* begin PAGE EXCERPT *

# Leopard Gecko Substrate Options



## Khazrona (Jun 13, 2012)

I have been looking into getting a leopard gecko for about a month now. I have looked up a couple dozen sites, and hundreds of posts from everything to what to feed them to substrates to put them on. One thing I have been looking for an answer to, with no luck, is if a leopard gecko can be put on paper guinea pig/hamster bedding. They are large peices that a leopard gecko wouldnt be able to eat, even if a leopard gecko tried to eat it intentionally, so I highly doubt that it would risk any chance of impaction. I feed my bearded dragon in another container and plan to do the same with my leopard gecko also. 

Carefresh Pet Bedding - Carefresh Small Animal Bedding Available Online at petco.com Animal_1-_-Carefresh%20Natural%20Pet%20Bedding-3370
Is the link to the type of bedding I am asking about.

Also, would this be usable?
Planet Petco Aspen Wood Bedding for Small Animals - Pet Substrate from petco.com


----------



## Madhouse5 (Jun 6, 2011)

myself i like substrate that is more like there on in the wild , i would say that for leo`s i would not use them i would go with kitchen roll with young geckos then once over a year move onto a rocky substrate using rocks and slate also give them a aria to dig in mix of sand and soil more so if your breeding so i would keep hamster bedding for hamsters not lizards 

hope it helps 

Paul


----------



## awh (Aug 20, 2008)

* end PAGE EXCERPT *
* begin INFORMATION SUPPLIED *

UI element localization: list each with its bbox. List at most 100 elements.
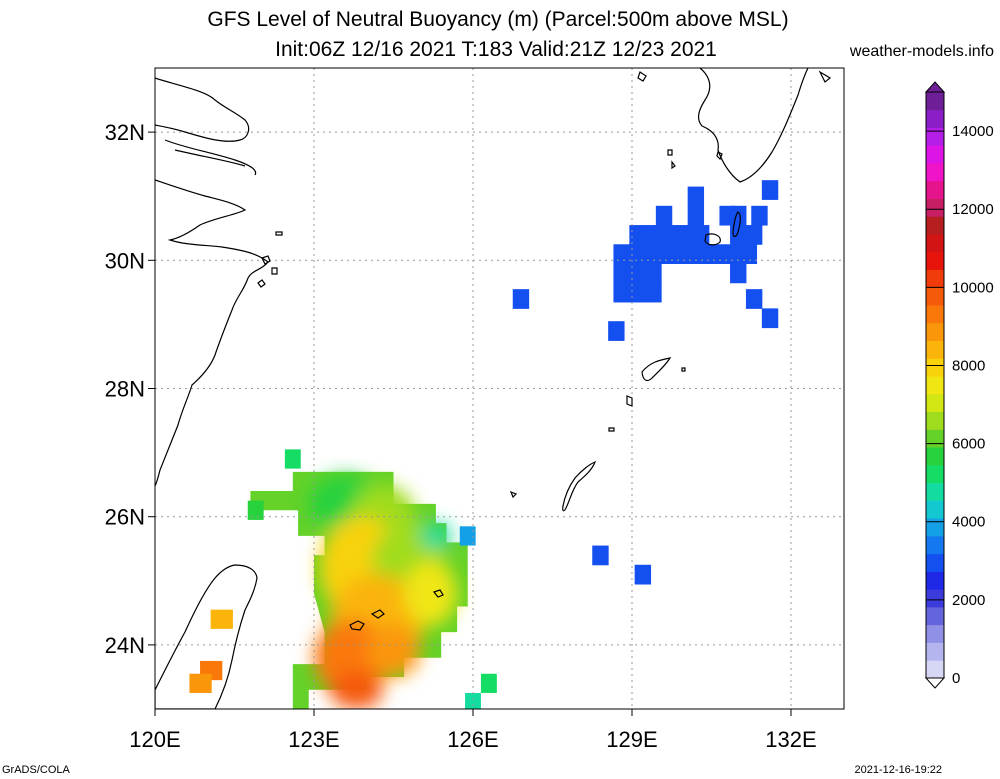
colorbar-segment: [926, 376, 944, 395]
lnb-contour-patch: [420, 523, 452, 549]
lnb-edge-cell: [284, 449, 301, 469]
lnb-cell-low: [730, 205, 747, 226]
lnb-cell-low: [692, 244, 710, 265]
colorbar-segment: [926, 518, 944, 537]
colorbar-segment: [926, 269, 944, 288]
colorbar-segment: [926, 447, 944, 466]
lnb-cell-low: [740, 244, 758, 265]
colorbar-segment: [926, 571, 944, 590]
lnb-cell-low: [724, 244, 742, 265]
lnb-cell-low: [751, 205, 768, 226]
lat-tick-label: 30N: [105, 248, 145, 273]
colorbar-segment: [926, 251, 944, 270]
colorbar-segment: [926, 322, 944, 342]
kerama: [509, 490, 518, 499]
colorbar-segment: [926, 109, 944, 128]
lnb-contour-patch: [367, 625, 420, 677]
colorbar-segment: [926, 624, 944, 643]
colorbar-segment: [926, 180, 944, 199]
lnb-edge-cell: [480, 673, 497, 693]
colorbar-label: 6000: [952, 436, 985, 453]
lnb-contour-patch: [329, 670, 383, 709]
lnb-cell-low: [608, 321, 625, 341]
lnb-convective-region: [250, 459, 468, 709]
colorbar-segment: [926, 429, 944, 448]
colorbar-segment: [926, 145, 944, 164]
zhoushan-islands: [257, 231, 283, 288]
yakushima-outline: [704, 233, 721, 246]
lnb-cell-low: [629, 263, 646, 284]
data-shading: [189, 180, 779, 709]
colorbar-segment: [926, 464, 944, 484]
lnb-edge-cell: [247, 500, 264, 520]
footer-timestamp: 2021-12-16-19:22: [854, 764, 942, 776]
amami-oshima: [641, 357, 672, 382]
lnb-cell-low: [745, 289, 763, 309]
lnb-taiwan-cell: [210, 609, 233, 629]
tokunoshima: [626, 395, 633, 407]
colorbar-segment: [926, 589, 944, 608]
colorbar-segment: [926, 92, 944, 111]
coastlines: [155, 68, 832, 709]
lon-tick-label: 123E: [288, 727, 339, 752]
miyako: [370, 609, 385, 619]
yonaguni: [432, 589, 444, 598]
axis-ticks: 120E 123E 126E 129E 132E 32N 30N 28N 26N 24N: [105, 120, 817, 752]
colorbar-label: 2000: [952, 592, 985, 609]
map-grid: [155, 68, 844, 709]
lnb-cell-low: [761, 180, 779, 200]
colorbar-segment: [926, 606, 944, 626]
ishigaki: [349, 620, 365, 631]
lnb-edge-cell: [465, 692, 481, 709]
lnb-cell-low: [661, 244, 678, 265]
colorbar-label: 12000: [952, 201, 994, 218]
colorbar-segment: [926, 393, 944, 413]
lnb-cell-low: [655, 205, 673, 226]
colorbar-segment: [926, 216, 944, 235]
okinoerabu: [608, 427, 615, 432]
lnb-cell-low: [687, 205, 705, 226]
colorbar-segment: [926, 535, 944, 555]
china-coastline: [155, 77, 250, 142]
lnb-cell-low: [613, 244, 630, 265]
kyushu-islands: [637, 70, 832, 170]
colorbar-segment: [926, 340, 944, 359]
lnb-cell-low: [730, 225, 747, 245]
colorbar-segment: [926, 500, 944, 519]
lnb-taiwan-cell: [189, 673, 212, 693]
colorbar-max-arrow: [924, 81, 946, 93]
lnb-cell-low: [745, 225, 763, 245]
lnb-cell-low: [687, 186, 705, 207]
colorbar-label: 10000: [952, 279, 994, 296]
colorbar-min-arrow: [924, 677, 946, 689]
colorbar-label: 0: [952, 670, 960, 687]
kyushu-outline: [697, 68, 809, 183]
lnb-cell-low: [634, 564, 652, 585]
lat-tick-label: 28N: [105, 377, 145, 402]
colorbar-segment: [926, 411, 944, 430]
taiwan-outline: [155, 564, 258, 709]
lnb-cell-low: [512, 289, 530, 309]
lnb-cell-low: [661, 225, 678, 245]
lon-tick-label: 126E: [447, 727, 498, 752]
lnb-cell-low: [645, 225, 662, 245]
lnb-cell-low: [677, 225, 694, 245]
colorbar-segment: [926, 234, 944, 253]
lat-tick-label: 24N: [105, 633, 145, 658]
lnb-cell-low: [730, 263, 747, 284]
lat-tick-label: 32N: [105, 120, 145, 145]
lon-tick-label: 132E: [765, 727, 816, 752]
colorbar-segment: [926, 198, 944, 217]
lnb-cell-low: [629, 244, 646, 265]
lnb-cell-low: [708, 244, 726, 265]
lat-tick-label: 26N: [105, 505, 145, 530]
colorbar-segment: [926, 660, 944, 679]
yangtze-estuary: [164, 139, 257, 176]
lnb-cell-low: [629, 225, 646, 245]
lnb-edge-cell: [459, 526, 476, 546]
lnb-cell-low: [592, 545, 609, 566]
chart-title-line1: GFS Level of Neutral Buoyancy (m) (Parce…: [207, 8, 789, 31]
colorbar-label: 8000: [952, 357, 985, 374]
lnb-region-inner: [308, 475, 458, 709]
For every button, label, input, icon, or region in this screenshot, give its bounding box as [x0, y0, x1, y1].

* end INFORMATION SUPPLIED *

### DIRECTIONS
[a] For the leopard gecko substrate thread, say whether each statement agrees with it, answering yes or no and quoting the words that decide it. (i) Khazrona feeds the bearded dragon somewhere other than its usual enclosure. (ii) Madhouse5 recommends kitchen roll for young geckos. (iii) Khazrona has been researching leopard geckos for about a year.
[b] In the leopard gecko substrate thread, what second bedding does Khazrona ask about?
[c] Write the next part of the leopard gecko substrate thread, picking up right after its final line.
The rows have nothing to do with what is asked here.

### RESULTS OF THE TASKS
[a]
(i) Yes: "I feed my bearded dragon in another container"
(ii) Yes: "i would go with kitchen roll with young geckos"
(iii) No: "I have been looking into getting a leopard gecko for about a month now."

[b] Planet Petco Aspen Wood Bedding for Small Animals.

[c]
i would not use either both are not suitable for 
use either lino of floor tiles with the heat mat under them 
i use floor tiles with a few pebbles and a cork half log


----------



## davy27 (Jul 17, 2011)

real slate it has a texture and good with a heat mat i keep both mine on it and it looks nice


----------



## danstar33 (Apr 13, 2012)

I wouldnt reccomend using the hamster bedding, its always better to be safe than sorry. if you go for either a lino mat or floor tiles, i used Pound-Land for my tiles, covering a 4 foot viv for 2.00 with spare bits just incase. i would reccomend giving it a quick wipe over in a sink once a week with a reptile safe disinfectant. there are a few designs, peddbles and mozaics etc, there is a sand one i found that looks really nice.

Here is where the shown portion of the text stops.